[Records from a collection of figures]
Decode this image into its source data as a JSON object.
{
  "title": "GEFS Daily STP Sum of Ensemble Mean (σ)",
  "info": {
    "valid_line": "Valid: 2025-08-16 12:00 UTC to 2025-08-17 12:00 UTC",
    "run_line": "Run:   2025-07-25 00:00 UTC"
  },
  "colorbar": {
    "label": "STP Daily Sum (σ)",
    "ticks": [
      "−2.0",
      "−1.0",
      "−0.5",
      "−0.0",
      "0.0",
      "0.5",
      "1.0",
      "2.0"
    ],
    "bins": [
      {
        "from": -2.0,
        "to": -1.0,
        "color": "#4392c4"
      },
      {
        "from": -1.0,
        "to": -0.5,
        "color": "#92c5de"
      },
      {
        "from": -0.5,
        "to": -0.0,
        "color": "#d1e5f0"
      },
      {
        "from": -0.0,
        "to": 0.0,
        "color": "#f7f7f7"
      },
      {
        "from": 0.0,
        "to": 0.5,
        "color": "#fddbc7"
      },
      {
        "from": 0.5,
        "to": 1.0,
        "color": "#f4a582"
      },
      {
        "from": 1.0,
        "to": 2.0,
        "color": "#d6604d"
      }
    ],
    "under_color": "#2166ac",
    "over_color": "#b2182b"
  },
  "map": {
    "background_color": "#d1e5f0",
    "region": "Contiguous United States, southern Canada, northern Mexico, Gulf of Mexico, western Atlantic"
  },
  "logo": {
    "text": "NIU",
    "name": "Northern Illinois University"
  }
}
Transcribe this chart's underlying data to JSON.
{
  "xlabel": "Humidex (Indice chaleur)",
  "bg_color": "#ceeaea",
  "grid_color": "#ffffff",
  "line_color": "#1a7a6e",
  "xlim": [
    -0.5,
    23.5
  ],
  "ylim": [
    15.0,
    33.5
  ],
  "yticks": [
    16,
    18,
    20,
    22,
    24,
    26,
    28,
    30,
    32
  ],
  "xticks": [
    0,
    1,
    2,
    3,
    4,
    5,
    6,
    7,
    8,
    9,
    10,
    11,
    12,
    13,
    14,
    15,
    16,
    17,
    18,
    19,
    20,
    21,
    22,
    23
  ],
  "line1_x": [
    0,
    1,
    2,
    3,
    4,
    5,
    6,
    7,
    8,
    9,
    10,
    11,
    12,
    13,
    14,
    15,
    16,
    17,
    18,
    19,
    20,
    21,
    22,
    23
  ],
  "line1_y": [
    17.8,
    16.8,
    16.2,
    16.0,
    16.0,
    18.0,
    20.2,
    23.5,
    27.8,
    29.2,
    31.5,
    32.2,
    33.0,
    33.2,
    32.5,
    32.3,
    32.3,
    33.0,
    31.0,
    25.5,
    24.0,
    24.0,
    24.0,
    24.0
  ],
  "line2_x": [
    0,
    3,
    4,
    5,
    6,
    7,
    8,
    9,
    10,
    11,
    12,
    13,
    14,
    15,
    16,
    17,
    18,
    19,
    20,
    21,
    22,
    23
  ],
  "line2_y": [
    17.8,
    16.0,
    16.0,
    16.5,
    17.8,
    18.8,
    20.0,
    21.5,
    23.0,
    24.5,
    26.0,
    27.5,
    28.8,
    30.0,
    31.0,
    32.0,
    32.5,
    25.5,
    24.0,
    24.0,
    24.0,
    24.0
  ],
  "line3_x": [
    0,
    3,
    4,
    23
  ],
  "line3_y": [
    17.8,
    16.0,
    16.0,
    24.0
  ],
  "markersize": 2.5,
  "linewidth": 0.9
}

_EXERCISE INSTRUCTIONS_: Return every line from the one holding "Transcribe this chart's" through the end of the data, exactly as it appears, with both ends kept and nothing else.

_FINAL RESULT_:
Transcribe this chart's underlying data to JSON.
{
  "xlabel": "Humidex (Indice chaleur)",
  "bg_color": "#ceeaea",
  "grid_color": "#ffffff",
  "line_color": "#1a7a6e",
  "xlim": [
    -0.5,
    23.5
  ],
  "ylim": [
    15.0,
    33.5
  ],
  "yticks": [
    16,
    18,
    20,
    22,
    24,
    26,
    28,
    30,
    32
  ],
  "xticks": [
    0,
    1,
    2,
    3,
    4,
    5,
    6,
    7,
    8,
    9,
    10,
    11,
    12,
    13,
    14,
    15,
    16,
    17,
    18,
    19,
    20,
    21,
    22,
    23
  ],
  "line1_x": [
    0,
    1,
    2,
    3,
    4,
    5,
    6,
    7,
    8,
    9,
    10,
    11,
    12,
    13,
    14,
    15,
    16,
    17,
    18,
    19,
    20,
    21,
    22,
    23
  ],
  "line1_y": [
    17.8,
    16.8,
    16.2,
    16.0,
    16.0,
    18.0,
    20.2,
    23.5,
    27.8,
    29.2,
    31.5,
    32.2,
    33.0,
    33.2,
    32.5,
    32.3,
    32.3,
    33.0,
    31.0,
    25.5,
    24.0,
    24.0,
    24.0,
    24.0
  ],
  "line2_x": [
    0,
    3,
    4,
    5,
    6,
    7,
    8,
    9,
    10,
    11,
    12,
    13,
    14,
    15,
    16,
    17,
    18,
    19,
    20,
    21,
    22,
    23
  ],
  "line2_y": [
    17.8,
    16.0,
    16.0,
    16.5,
    17.8,
    18.8,
    20.0,
    21.5,
    23.0,
    24.5,
    26.0,
    27.5,
    28.8,
    30.0,
    31.0,
    32.0,
    32.5,
    25.5,
    24.0,
    24.0,
    24.0,
    24.0
  ],
  "line3_x": [
    0,
    3,
    4,
    23
  ],
  "line3_y": [
    17.8,
    16.0,
    16.0,
    24.0
  ],
  "markersize": 2.5,
  "linewidth": 0.9
}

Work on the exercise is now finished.